Text
- - -

Psalm 119 is generally known for being (very!) long and for (almost) every verse referring to God’s Word in some way. What may not be as readily apparent, though, is that this psalm speaks a lot about affliction and suffering. Here are the verses from Psalm 119 which mention affliction, followed by some thoughts about how these truths re-shape my perspective (and hopefully yours too!) on suffering.

67 Before I was afflicted I went astray,
but now I keep your word.

Affliction is sometimes God’s tool to correct me, to corral me back onto the path of truth, to get me “in line with the truths of the Gospel” (Gal. 2:14). Though I may experience consequences for my sin, which also serve as corrective measures, affliction is not merely punishment but is actually an indication of my status as a child of God–God disciplines those who are His own children (Hebrews 12:6-8).

71 It is good for me that I was afflicted,
that I might learn your statutes.

Affliction can be a good thing for me, when it results in learning and growth. My natural human response is to avoid difficulty and to want to immediately get out of affliction when it happens; but when I allow affliction to push me toward God, it can be a very good thing.

75 I know, O LORD, that your rules are righteous,
and that in faithfulness you have afflicted me.

Though some affliction is the result of my own sin or the reality of living in a broken and fallen world, some of it comes directly from the hand of God. He is more concerned with my holiness than my happiness, therefore it is an act of faithful love and grace that moves Him to bring affliction into my life in order to shape me further into His likeness.

- - -

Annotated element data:
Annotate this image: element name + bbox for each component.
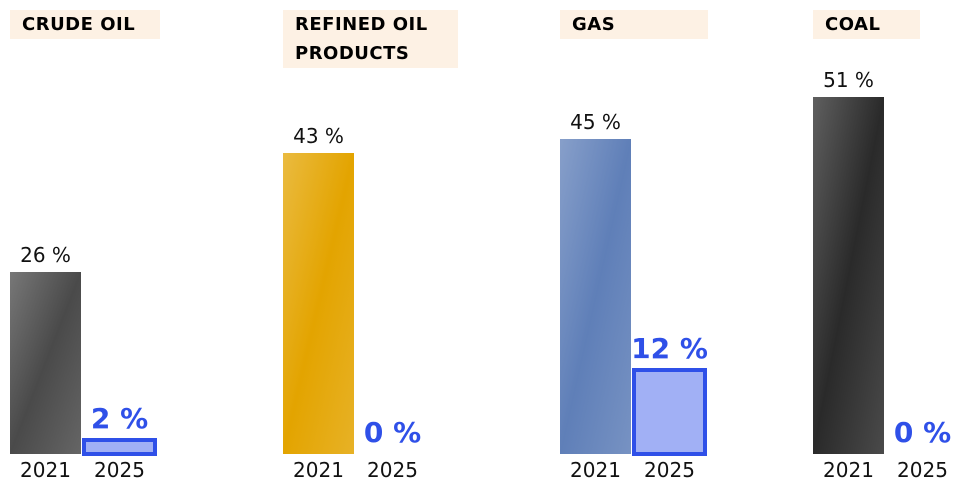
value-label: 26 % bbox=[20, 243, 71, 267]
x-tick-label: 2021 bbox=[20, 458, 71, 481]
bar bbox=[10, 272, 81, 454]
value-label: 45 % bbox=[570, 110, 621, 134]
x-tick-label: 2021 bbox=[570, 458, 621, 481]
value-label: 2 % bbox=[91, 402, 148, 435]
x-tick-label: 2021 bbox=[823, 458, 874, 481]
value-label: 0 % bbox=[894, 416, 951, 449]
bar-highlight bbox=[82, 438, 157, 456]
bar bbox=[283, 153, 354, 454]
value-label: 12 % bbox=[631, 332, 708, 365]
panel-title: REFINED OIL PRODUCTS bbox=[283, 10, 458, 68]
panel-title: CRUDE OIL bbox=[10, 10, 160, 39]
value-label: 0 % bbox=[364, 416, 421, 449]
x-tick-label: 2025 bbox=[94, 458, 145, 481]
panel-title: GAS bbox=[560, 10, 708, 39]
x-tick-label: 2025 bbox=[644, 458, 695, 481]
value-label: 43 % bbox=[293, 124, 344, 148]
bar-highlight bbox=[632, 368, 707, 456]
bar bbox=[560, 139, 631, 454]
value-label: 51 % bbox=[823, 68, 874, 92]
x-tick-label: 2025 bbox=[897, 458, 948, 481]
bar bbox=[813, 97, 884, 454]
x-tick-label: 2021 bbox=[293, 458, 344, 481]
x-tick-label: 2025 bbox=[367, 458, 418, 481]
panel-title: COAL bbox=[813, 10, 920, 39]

- - -

Aim
Can you write out the part of the Psalm 119 text starting with "67 Before I" and going on through "children (Hebrews 12:6-8)."? This data was drawn from a separate source.

Complete answer
67 Before I was afflicted I went astray,
but now I keep your word.

Affliction is sometimes God’s tool to correct me, to corral me back onto the path of truth, to get me “in line with the truths of the Gospel” (Gal. 2:14). Though I may experience consequences for my sin, which also serve as corrective measures, affliction is not merely punishment but is actually an indication of my status as a child of God–God disciplines those who are His own children (Hebrews 12:6-8).